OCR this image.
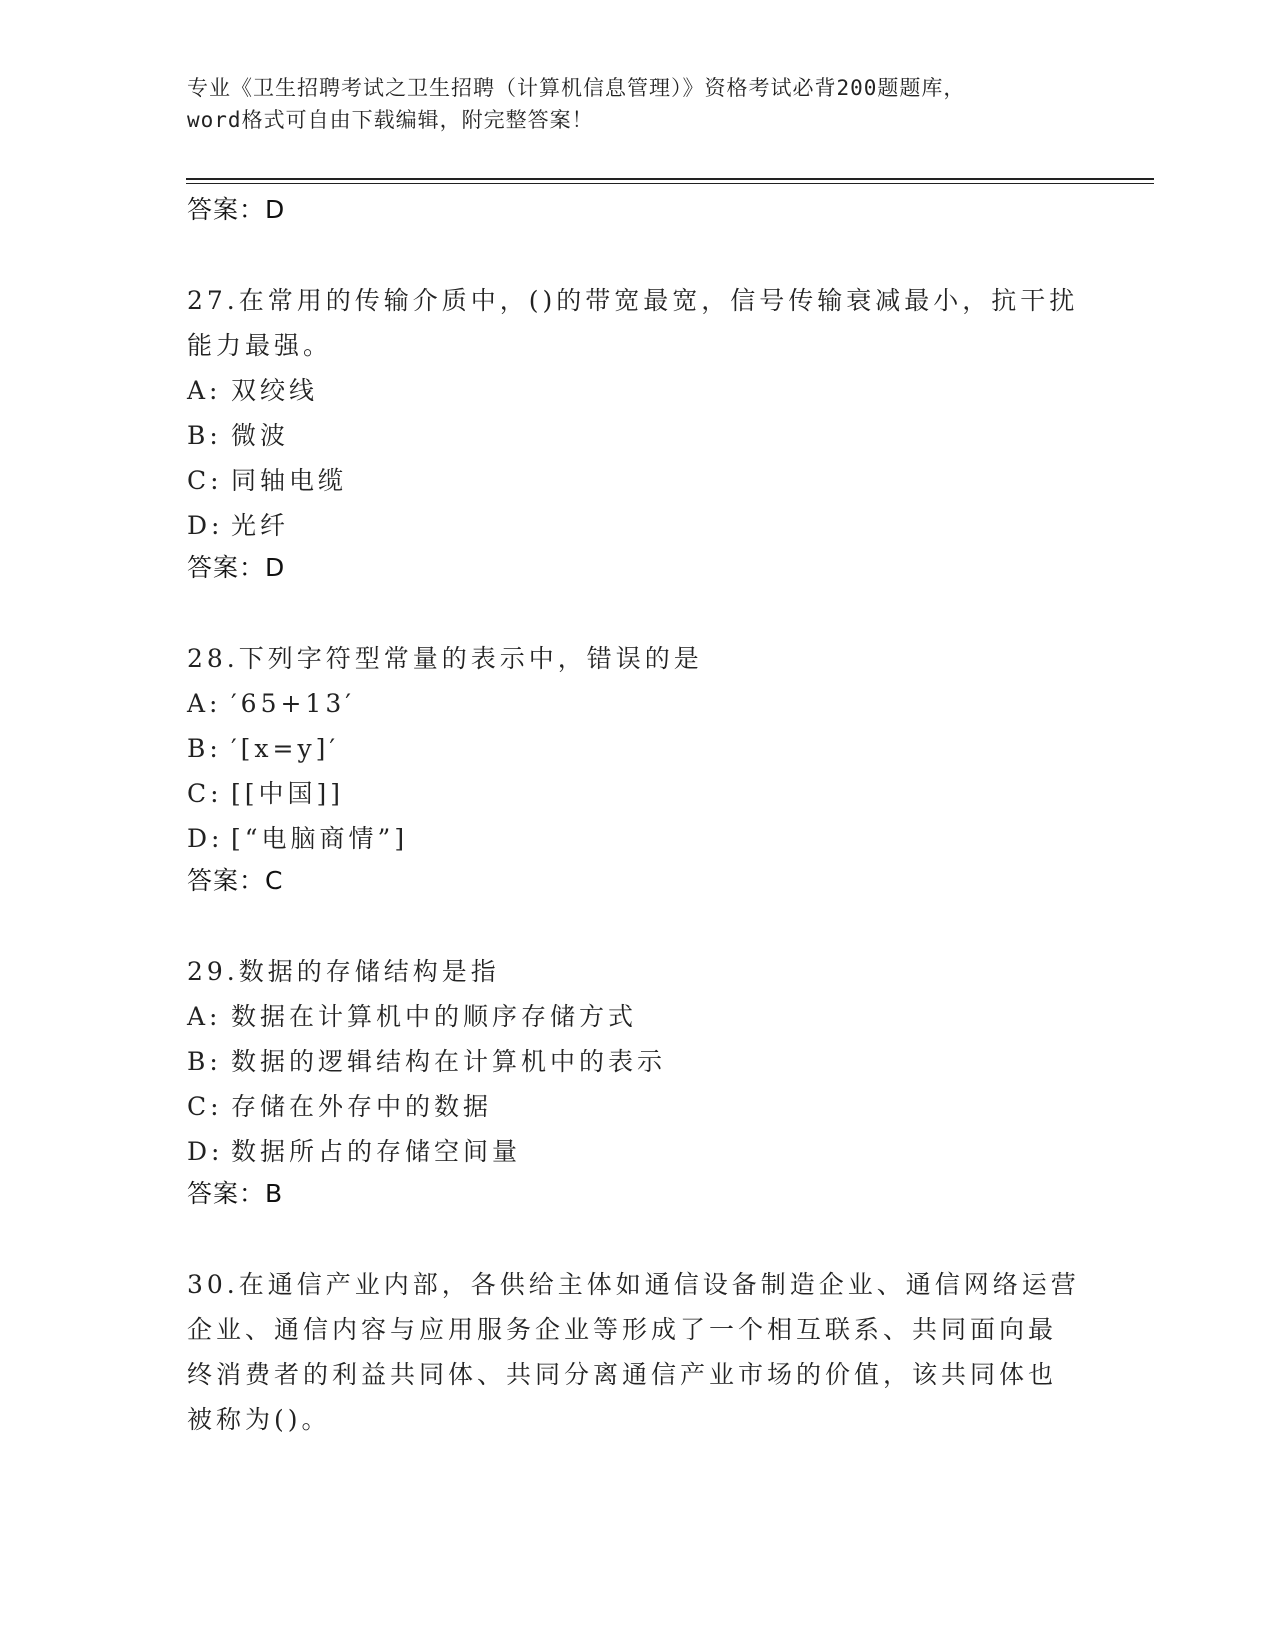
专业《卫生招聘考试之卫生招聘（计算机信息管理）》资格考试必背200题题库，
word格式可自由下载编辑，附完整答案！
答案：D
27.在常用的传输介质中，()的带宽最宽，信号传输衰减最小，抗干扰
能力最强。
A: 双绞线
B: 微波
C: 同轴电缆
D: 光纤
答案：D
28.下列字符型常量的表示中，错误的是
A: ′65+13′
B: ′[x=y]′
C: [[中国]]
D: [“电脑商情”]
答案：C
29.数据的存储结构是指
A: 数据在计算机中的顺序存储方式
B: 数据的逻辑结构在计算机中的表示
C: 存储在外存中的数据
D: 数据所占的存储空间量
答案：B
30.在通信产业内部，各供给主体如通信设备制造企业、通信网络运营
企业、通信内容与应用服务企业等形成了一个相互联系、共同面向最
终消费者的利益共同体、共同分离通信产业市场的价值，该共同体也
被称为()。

### Job:
Set down every record once more, word for word, without pictures.

### Solved problem:
OCR this image.
专业《卫生招聘考试之卫生招聘（计算机信息管理）》资格考试必背200题题库，
word格式可自由下载编辑，附完整答案！
答案：D
27.在常用的传输介质中，()的带宽最宽，信号传输衰减最小，抗干扰
能力最强。
A: 双绞线
B: 微波
C: 同轴电缆
D: 光纤
答案：D
28.下列字符型常量的表示中，错误的是
A: ′65+13′
B: ′[x=y]′
C: [[中国]]
D: [“电脑商情”]
答案：C
29.数据的存储结构是指
A: 数据在计算机中的顺序存储方式
B: 数据的逻辑结构在计算机中的表示
C: 存储在外存中的数据
D: 数据所占的存储空间量
答案：B
30.在通信产业内部，各供给主体如通信设备制造企业、通信网络运营
企业、通信内容与应用服务企业等形成了一个相互联系、共同面向最
终消费者的利益共同体、共同分离通信产业市场的价值，该共同体也
被称为()。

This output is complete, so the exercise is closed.